• **Questions on the material**:
1 - In the Findings Ledger guild charter, what does hashing use so that projections stay deterministic?
2 - Extend the Findings Ledger guild charter past its final line, keeping its structure and style.

• **Reading passage**:
= Beginning of Section =

# Findings Ledger Guild Charter (Epic 6)

## Mission
Operate the append-only Findings Ledger and projection pipeline powering the Vulnerability Explorer. The guild guarantees immutable audit history, deterministic projections, and compliance with AOC guardrails while exposing workflow APIs.

## Scope
- Service code under `src/Findings/StellaOps.Findings.Ledger` (event API, projector, migrations, crypto hashing).
- Ledger storage schemas, Merkle anchoring jobs, retention policies, and replay tooling.
- Projection pipeline writing `findings_projection` collections/tables consumed by Vuln Explorer API and Console.
- Collaboration with Conseiller, Excitor, SBOM Service, Policy Engine, Scheduler, Authority, and DevOps for evidence feeds and policy events.

## Principles
1. **Immutability** – Ledger events are append-only, hashed, and chained; projections derive from ledger plus policy inputs.
2. **Determinism** – Replaying the same event stream yields identical projections and bundle outputs; hashing uses canonical JSON.
3. **Tenant isolation** – Separate namespaces per tenant in storage, queue, and Merkle anchoring artefacts.
4. **AOC alignment** – Ledger records workflow only; evidence remains in Conseiller/Excitor/SBOM stores; no mutation of source facts.
5. **Auditability** – Provide verifiable hashes, Merkle roots, and replay tooling for auditors.

## Collaboration
- Keep `src/Findings/StellaOps.Findings.Ledger/TASKS.md`, `/docs/implplan/SPRINT_*.md` synchronized.
- Publish schema docs, migrators, and replay scripts; coordinate with Vuln Explorer API on projection contracts.
- Notify DevOps/Docs when Merkle root anchoring cadence or format changes.

## Tooling
- .NET 10 preview minimal API/background services.

= End of Section =

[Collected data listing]
= Beginning of Section =

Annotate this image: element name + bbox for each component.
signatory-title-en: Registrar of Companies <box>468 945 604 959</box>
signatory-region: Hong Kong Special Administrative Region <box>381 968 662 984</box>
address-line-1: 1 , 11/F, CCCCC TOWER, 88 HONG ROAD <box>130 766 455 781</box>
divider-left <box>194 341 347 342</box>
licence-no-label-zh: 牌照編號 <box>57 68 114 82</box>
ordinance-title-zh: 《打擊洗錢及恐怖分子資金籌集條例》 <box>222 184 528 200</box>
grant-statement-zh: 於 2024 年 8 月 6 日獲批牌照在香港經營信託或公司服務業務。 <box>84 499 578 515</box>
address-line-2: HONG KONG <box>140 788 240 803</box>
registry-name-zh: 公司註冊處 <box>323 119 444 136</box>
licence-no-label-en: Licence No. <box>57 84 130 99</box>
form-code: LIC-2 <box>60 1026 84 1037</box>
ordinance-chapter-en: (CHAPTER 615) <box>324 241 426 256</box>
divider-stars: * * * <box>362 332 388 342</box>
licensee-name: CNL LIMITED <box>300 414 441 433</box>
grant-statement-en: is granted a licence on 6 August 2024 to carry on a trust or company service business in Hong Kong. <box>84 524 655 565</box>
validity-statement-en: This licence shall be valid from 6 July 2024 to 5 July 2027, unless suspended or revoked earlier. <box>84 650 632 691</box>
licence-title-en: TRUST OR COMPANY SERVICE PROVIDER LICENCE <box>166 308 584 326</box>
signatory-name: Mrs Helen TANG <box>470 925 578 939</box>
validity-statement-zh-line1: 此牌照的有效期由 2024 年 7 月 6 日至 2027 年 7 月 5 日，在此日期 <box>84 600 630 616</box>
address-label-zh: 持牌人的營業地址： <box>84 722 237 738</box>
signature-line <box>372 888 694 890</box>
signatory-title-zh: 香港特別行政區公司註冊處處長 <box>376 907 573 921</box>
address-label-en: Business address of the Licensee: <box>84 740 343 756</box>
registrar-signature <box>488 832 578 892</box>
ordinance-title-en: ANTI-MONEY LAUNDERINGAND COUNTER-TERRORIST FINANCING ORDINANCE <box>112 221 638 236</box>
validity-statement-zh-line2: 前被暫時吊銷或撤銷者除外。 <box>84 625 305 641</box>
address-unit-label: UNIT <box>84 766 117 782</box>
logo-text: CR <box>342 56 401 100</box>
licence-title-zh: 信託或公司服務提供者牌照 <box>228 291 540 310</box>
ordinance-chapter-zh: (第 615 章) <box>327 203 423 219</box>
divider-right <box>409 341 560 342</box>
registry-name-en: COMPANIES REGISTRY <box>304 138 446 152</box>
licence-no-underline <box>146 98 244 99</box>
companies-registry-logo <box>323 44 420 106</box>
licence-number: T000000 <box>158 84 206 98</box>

= End of Section =

• **Responses to the tasks**:
1 - Canonical JSON.

2 -
- PostgreSQL for ledger + projection tables with JSONB support.
- Hashing utilities (SHA-256, Merkle tree), KMS integration for evidence bundle signing metadata.

## Definition of Done
- Ledger endpoints and projector pass unit/integration/property tests.
- Hash chains verified in CI; Merkle root anchoring automated.
- Telemetry (latency, backlog, anchor success) wired with dashboards.
- Docs/runbooks updated with compliance checklist.

## Required Reading
- `docs/modules/vuln-explorer/architecture.md`
- `docs/modules/platform/architecture-overview.md`

## Working Agreement
- 1. Update task status to `DOING`/`DONE` in both correspoding sprint file `/docs/implplan/SPRINT_*.md` and the local `TASKS.md` when you start or finish work.
- 2. Review this charter and the Required Reading documents before coding; confirm prerequisites are met.
- 3. Keep changes deterministic (stable ordering, timestamps, hashes) and align with offline/air-gap expectations.
- 4. Coordinate doc updates, tests, and cross-guild communication whenever contracts or workflows change.
- 5. Revert to `TODO` if you pause the task without shipping changes; leave notes in commit/PR descriptions for context.